Extracted data entries
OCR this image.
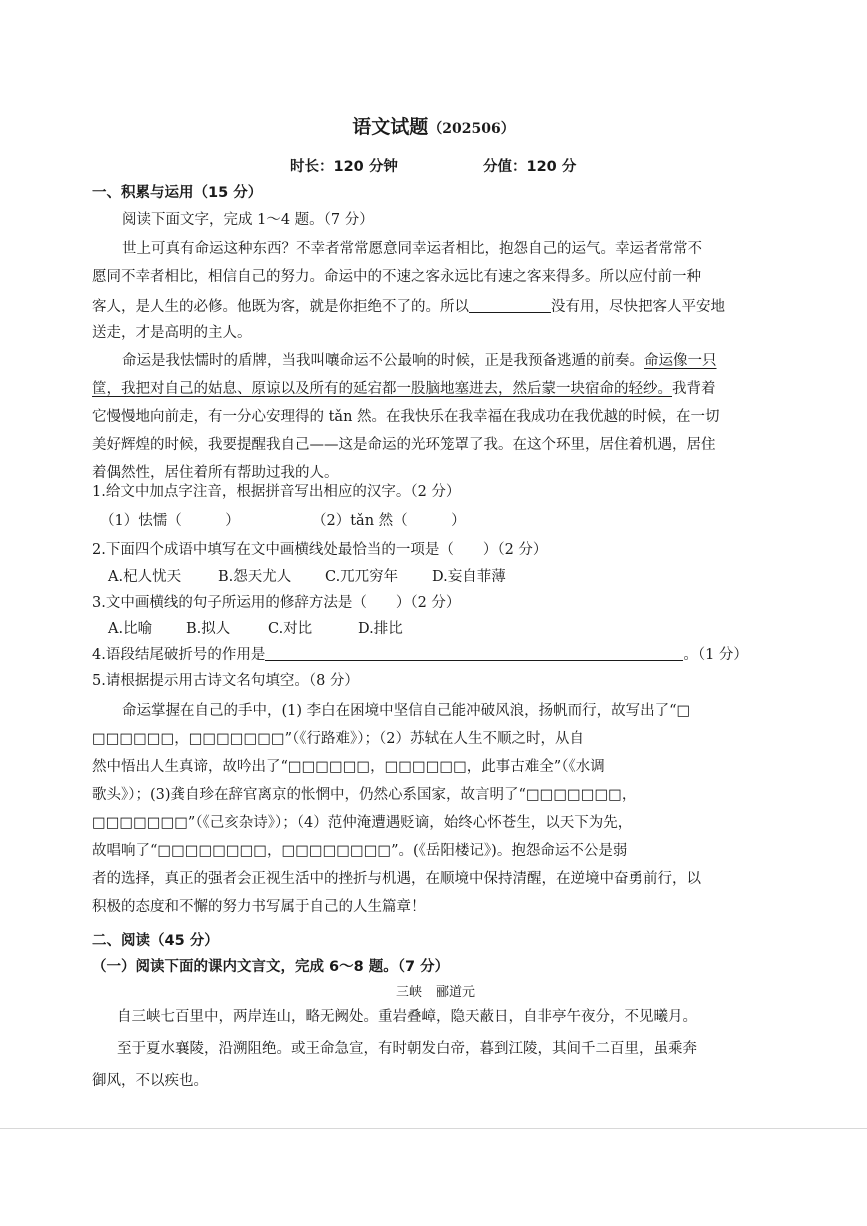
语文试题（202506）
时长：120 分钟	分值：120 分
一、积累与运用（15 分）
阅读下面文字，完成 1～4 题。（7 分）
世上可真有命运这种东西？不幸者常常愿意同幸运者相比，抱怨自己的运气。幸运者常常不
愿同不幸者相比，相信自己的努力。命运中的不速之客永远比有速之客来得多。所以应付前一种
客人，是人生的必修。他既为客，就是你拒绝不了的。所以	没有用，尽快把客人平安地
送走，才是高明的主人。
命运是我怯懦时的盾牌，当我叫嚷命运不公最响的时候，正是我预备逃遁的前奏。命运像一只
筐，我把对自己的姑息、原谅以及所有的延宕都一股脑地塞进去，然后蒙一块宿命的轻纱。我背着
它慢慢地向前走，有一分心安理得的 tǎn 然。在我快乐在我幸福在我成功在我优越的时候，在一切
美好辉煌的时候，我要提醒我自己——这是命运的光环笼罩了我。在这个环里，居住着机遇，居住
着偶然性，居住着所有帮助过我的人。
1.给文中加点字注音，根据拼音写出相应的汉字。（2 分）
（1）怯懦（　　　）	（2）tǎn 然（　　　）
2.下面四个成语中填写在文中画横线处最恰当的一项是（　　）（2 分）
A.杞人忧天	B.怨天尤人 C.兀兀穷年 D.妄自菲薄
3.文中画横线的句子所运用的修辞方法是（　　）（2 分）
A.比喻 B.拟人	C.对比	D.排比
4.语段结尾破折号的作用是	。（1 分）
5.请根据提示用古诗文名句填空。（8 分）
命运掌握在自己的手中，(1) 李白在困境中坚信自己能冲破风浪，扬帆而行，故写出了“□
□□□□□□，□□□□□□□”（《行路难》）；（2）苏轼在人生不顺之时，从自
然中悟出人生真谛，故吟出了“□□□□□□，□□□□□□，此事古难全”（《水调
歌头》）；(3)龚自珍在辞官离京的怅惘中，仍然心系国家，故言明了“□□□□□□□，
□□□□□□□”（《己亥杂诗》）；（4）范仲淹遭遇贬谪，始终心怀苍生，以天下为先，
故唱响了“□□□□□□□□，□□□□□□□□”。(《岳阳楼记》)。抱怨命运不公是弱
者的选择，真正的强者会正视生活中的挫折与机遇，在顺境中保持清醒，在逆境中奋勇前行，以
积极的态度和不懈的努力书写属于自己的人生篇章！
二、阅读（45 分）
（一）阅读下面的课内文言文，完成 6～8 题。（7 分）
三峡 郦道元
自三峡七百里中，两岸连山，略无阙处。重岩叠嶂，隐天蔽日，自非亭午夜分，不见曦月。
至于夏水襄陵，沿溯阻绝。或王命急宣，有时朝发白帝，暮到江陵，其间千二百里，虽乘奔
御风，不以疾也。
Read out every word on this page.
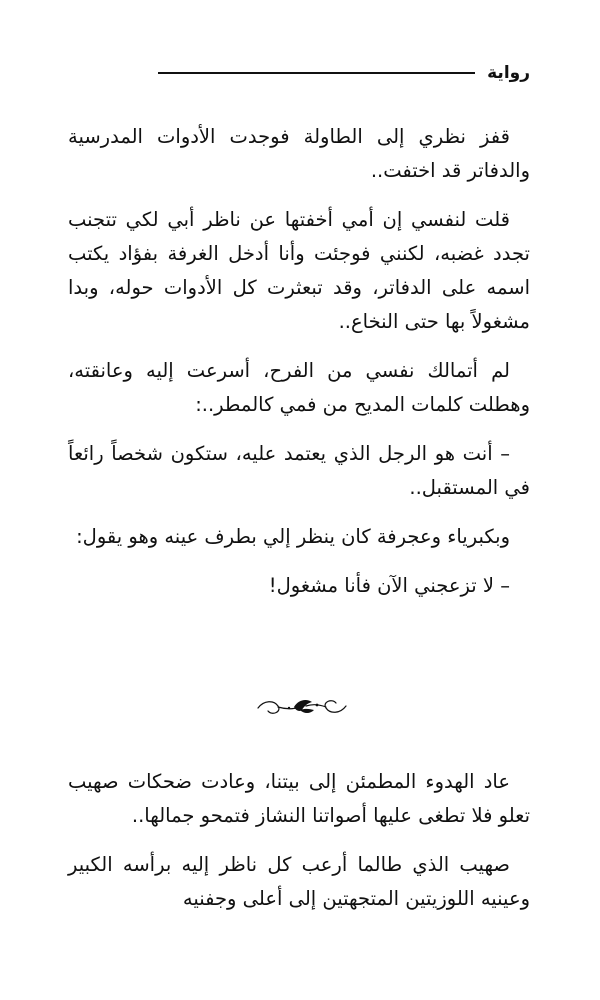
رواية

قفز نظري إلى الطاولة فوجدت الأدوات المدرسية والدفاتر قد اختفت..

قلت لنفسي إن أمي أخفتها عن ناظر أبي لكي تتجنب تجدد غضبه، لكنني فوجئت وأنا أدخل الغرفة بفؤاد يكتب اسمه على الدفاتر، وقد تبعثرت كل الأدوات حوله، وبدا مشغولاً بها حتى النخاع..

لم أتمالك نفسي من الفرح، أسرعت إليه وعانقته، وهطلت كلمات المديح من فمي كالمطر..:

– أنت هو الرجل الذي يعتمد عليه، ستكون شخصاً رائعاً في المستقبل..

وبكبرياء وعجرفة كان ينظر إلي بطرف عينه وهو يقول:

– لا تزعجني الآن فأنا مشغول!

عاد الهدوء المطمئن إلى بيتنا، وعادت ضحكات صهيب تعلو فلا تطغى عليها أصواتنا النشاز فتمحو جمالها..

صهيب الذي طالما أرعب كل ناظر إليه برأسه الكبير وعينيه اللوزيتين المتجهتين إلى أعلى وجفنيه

• Work instructions
Copy the data word for word. Pictures do not go in the copy.

• Result for this exercise
OCR this image.
语文试题（202506）
时长：120 分钟	分值：120 分
一、积累与运用（15 分）
阅读下面文字，完成 1～4 题。（7 分）
世上可真有命运这种东西？不幸者常常愿意同幸运者相比，抱怨自己的运气。幸运者常常不
愿同不幸者相比，相信自己的努力。命运中的不速之客永远比有速之客来得多。所以应付前一种
客人，是人生的必修。他既为客，就是你拒绝不了的。所以	没有用，尽快把客人平安地
送走，才是高明的主人。
命运是我怯懦时的盾牌，当我叫嚷命运不公最响的时候，正是我预备逃遁的前奏。命运像一只
筐，我把对自己的姑息、原谅以及所有的延宕都一股脑地塞进去，然后蒙一块宿命的轻纱。我背着
它慢慢地向前走，有一分心安理得的 tǎn 然。在我快乐在我幸福在我成功在我优越的时候，在一切
美好辉煌的时候，我要提醒我自己——这是命运的光环笼罩了我。在这个环里，居住着机遇，居住
着偶然性，居住着所有帮助过我的人。
1.给文中加点字注音，根据拼音写出相应的汉字。（2 分）
（1）怯懦（　　　）	（2）tǎn 然（　　　）
2.下面四个成语中填写在文中画横线处最恰当的一项是（　　）（2 分）
A.杞人忧天	B.怨天尤人 C.兀兀穷年 D.妄自菲薄
3.文中画横线的句子所运用的修辞方法是（　　）（2 分）
A.比喻 B.拟人	C.对比	D.排比
4.语段结尾破折号的作用是	。（1 分）
5.请根据提示用古诗文名句填空。（8 分）
命运掌握在自己的手中，(1) 李白在困境中坚信自己能冲破风浪，扬帆而行，故写出了“□
□□□□□□，□□□□□□□”（《行路难》）；（2）苏轼在人生不顺之时，从自
然中悟出人生真谛，故吟出了“□□□□□□，□□□□□□，此事古难全”（《水调
歌头》）；(3)龚自珍在辞官离京的怅惘中，仍然心系国家，故言明了“□□□□□□□，
□□□□□□□”（《己亥杂诗》）；（4）范仲淹遭遇贬谪，始终心怀苍生，以天下为先，
故唱响了“□□□□□□□□，□□□□□□□□”。(《岳阳楼记》)。抱怨命运不公是弱
者的选择，真正的强者会正视生活中的挫折与机遇，在顺境中保持清醒，在逆境中奋勇前行，以
积极的态度和不懈的努力书写属于自己的人生篇章！
二、阅读（45 分）
（一）阅读下面的课内文言文，完成 6～8 题。（7 分）
三峡 郦道元
自三峡七百里中，两岸连山，略无阙处。重岩叠嶂，隐天蔽日，自非亭午夜分，不见曦月。
至于夏水襄陵，沿溯阻绝。或王命急宣，有时朝发白帝，暮到江陵，其间千二百里，虽乘奔
御风，不以疾也。
Read out every word on this page.
رواية

قفز نظري إلى الطاولة فوجدت الأدوات المدرسية والدفاتر قد اختفت..

قلت لنفسي إن أمي أخفتها عن ناظر أبي لكي تتجنب تجدد غضبه، لكنني فوجئت وأنا أدخل الغرفة بفؤاد يكتب اسمه على الدفاتر، وقد تبعثرت كل الأدوات حوله، وبدا مشغولاً بها حتى النخاع..

لم أتمالك نفسي من الفرح، أسرعت إليه وعانقته، وهطلت كلمات المديح من فمي كالمطر..:

– أنت هو الرجل الذي يعتمد عليه، ستكون شخصاً رائعاً في المستقبل..

وبكبرياء وعجرفة كان ينظر إلي بطرف عينه وهو يقول:

– لا تزعجني الآن فأنا مشغول!

عاد الهدوء المطمئن إلى بيتنا، وعادت ضحكات صهيب تعلو فلا تطغى عليها أصواتنا النشاز فتمحو جمالها..

صهيب الذي طالما أرعب كل ناظر إليه برأسه الكبير وعينيه اللوزيتين المتجهتين إلى أعلى وجفنيه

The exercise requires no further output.